**What to do:** Write out the listing exactly as it is given.

**Records for processing:**
+ + + + +
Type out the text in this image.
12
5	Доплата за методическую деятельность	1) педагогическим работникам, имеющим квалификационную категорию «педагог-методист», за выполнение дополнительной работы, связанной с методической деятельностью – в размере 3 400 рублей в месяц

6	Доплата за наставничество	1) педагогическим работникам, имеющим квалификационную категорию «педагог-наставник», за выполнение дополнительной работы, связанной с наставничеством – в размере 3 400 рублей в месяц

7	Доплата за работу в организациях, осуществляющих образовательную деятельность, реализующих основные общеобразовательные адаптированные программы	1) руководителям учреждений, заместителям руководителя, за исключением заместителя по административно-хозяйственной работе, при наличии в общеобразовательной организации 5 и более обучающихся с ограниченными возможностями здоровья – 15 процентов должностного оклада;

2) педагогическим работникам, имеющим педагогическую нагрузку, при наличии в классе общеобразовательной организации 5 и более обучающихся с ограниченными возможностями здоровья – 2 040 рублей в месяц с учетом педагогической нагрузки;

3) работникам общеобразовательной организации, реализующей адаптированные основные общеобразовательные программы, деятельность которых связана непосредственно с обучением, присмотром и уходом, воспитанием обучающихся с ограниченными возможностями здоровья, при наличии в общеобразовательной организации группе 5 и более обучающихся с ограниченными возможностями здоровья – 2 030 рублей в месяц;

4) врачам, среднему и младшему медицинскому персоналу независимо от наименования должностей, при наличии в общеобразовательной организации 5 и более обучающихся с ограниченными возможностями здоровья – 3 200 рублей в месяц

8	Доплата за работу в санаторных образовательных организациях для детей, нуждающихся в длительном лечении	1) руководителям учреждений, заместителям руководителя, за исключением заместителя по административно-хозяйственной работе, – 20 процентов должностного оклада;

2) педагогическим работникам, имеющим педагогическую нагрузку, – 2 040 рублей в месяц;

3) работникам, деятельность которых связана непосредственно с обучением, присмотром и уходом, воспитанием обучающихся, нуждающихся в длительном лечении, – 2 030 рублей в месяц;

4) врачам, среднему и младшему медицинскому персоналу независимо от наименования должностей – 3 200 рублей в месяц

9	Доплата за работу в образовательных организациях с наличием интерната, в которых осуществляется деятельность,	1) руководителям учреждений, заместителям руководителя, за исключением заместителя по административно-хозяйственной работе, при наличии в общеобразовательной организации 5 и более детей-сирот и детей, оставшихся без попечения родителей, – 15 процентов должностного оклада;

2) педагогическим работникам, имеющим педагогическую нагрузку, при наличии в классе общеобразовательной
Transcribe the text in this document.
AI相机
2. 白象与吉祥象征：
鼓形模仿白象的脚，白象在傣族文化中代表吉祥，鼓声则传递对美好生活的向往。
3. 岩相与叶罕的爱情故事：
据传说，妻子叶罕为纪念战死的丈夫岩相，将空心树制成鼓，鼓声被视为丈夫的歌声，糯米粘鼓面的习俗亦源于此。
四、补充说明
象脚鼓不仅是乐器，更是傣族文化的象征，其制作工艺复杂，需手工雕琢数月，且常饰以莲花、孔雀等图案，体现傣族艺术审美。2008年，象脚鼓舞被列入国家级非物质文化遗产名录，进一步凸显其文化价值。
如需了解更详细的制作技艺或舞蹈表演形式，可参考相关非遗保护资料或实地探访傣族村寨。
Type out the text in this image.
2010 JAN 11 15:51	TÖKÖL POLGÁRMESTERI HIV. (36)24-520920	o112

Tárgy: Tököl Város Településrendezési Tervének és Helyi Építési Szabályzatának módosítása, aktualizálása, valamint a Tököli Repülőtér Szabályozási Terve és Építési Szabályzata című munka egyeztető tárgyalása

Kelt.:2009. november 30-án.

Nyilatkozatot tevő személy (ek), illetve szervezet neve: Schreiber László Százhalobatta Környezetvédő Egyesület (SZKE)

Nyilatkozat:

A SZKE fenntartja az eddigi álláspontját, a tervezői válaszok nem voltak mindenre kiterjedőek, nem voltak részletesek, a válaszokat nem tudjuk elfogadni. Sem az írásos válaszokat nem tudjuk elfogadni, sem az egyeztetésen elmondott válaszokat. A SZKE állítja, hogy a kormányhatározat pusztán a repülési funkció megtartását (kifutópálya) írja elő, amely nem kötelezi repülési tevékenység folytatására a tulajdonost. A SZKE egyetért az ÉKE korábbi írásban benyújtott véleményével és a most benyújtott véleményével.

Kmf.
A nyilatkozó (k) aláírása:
+ + + + +
**Response to the exercise:**
Type out the text in this image.
12
5	Доплата за методическую деятельность	1) педагогическим работникам, имеющим квалификационную категорию «педагог-методист», за выполнение дополнительной работы, связанной с методической деятельностью – в размере 3 400 рублей в месяц

6	Доплата за наставничество	1) педагогическим работникам, имеющим квалификационную категорию «педагог-наставник», за выполнение дополнительной работы, связанной с наставничеством – в размере 3 400 рублей в месяц

7	Доплата за работу в организациях, осуществляющих образовательную деятельность, реализующих основные общеобразовательные адаптированные программы	1) руководителям учреждений, заместителям руководителя, за исключением заместителя по административно-хозяйственной работе, при наличии в общеобразовательной организации 5 и более обучающихся с ограниченными возможностями здоровья – 15 процентов должностного оклада;

2) педагогическим работникам, имеющим педагогическую нагрузку, при наличии в классе общеобразовательной организации 5 и более обучающихся с ограниченными возможностями здоровья – 2 040 рублей в месяц с учетом педагогической нагрузки;

3) работникам общеобразовательной организации, реализующей адаптированные основные общеобразовательные программы, деятельность которых связана непосредственно с обучением, присмотром и уходом, воспитанием обучающихся с ограниченными возможностями здоровья, при наличии в общеобразовательной организации группе 5 и более обучающихся с ограниченными возможностями здоровья – 2 030 рублей в месяц;

4) врачам, среднему и младшему медицинскому персоналу независимо от наименования должностей, при наличии в общеобразовательной организации 5 и более обучающихся с ограниченными возможностями здоровья – 3 200 рублей в месяц

8	Доплата за работу в санаторных образовательных организациях для детей, нуждающихся в длительном лечении	1) руководителям учреждений, заместителям руководителя, за исключением заместителя по административно-хозяйственной работе, – 20 процентов должностного оклада;

2) педагогическим работникам, имеющим педагогическую нагрузку, – 2 040 рублей в месяц;

3) работникам, деятельность которых связана непосредственно с обучением, присмотром и уходом, воспитанием обучающихся, нуждающихся в длительном лечении, – 2 030 рублей в месяц;

4) врачам, среднему и младшему медицинскому персоналу независимо от наименования должностей – 3 200 рублей в месяц

9	Доплата за работу в образовательных организациях с наличием интерната, в которых осуществляется деятельность,	1) руководителям учреждений, заместителям руководителя, за исключением заместителя по административно-хозяйственной работе, при наличии в общеобразовательной организации 5 и более детей-сирот и детей, оставшихся без попечения родителей, – 15 процентов должностного оклада;

2) педагогическим работникам, имеющим педагогическую нагрузку, при наличии в классе общеобразовательной
Transcribe the text in this document.
AI相机
2. 白象与吉祥象征：
鼓形模仿白象的脚，白象在傣族文化中代表吉祥，鼓声则传递对美好生活的向往。
3. 岩相与叶罕的爱情故事：
据传说，妻子叶罕为纪念战死的丈夫岩相，将空心树制成鼓，鼓声被视为丈夫的歌声，糯米粘鼓面的习俗亦源于此。
四、补充说明
象脚鼓不仅是乐器，更是傣族文化的象征，其制作工艺复杂，需手工雕琢数月，且常饰以莲花、孔雀等图案，体现傣族艺术审美。2008年，象脚鼓舞被列入国家级非物质文化遗产名录，进一步凸显其文化价值。
如需了解更详细的制作技艺或舞蹈表演形式，可参考相关非遗保护资料或实地探访傣族村寨。
Type out the text in this image.
2010 JAN 11 15:51	TÖKÖL POLGÁRMESTERI HIV. (36)24-520920	o112

Tárgy: Tököl Város Településrendezési Tervének és Helyi Építési Szabályzatának módosítása, aktualizálása, valamint a Tököli Repülőtér Szabályozási Terve és Építési Szabályzata című munka egyeztető tárgyalása

Kelt.:2009. november 30-án.

Nyilatkozatot tevő személy (ek), illetve szervezet neve: Schreiber László Százhalobatta Környezetvédő Egyesület (SZKE)

Nyilatkozat:

A SZKE fenntartja az eddigi álláspontját, a tervezői válaszok nem voltak mindenre kiterjedőek, nem voltak részletesek, a válaszokat nem tudjuk elfogadni. Sem az írásos válaszokat nem tudjuk elfogadni, sem az egyeztetésen elmondott válaszokat. A SZKE állítja, hogy a kormányhatározat pusztán a repülési funkció megtartását (kifutópálya) írja elő, amely nem kötelezi repülési tevékenység folytatására a tulajdonost. A SZKE egyetért az ÉKE korábbi írásban benyújtott véleményével és a most benyújtott véleményével.

Kmf.
A nyilatkozó (k) aláírása:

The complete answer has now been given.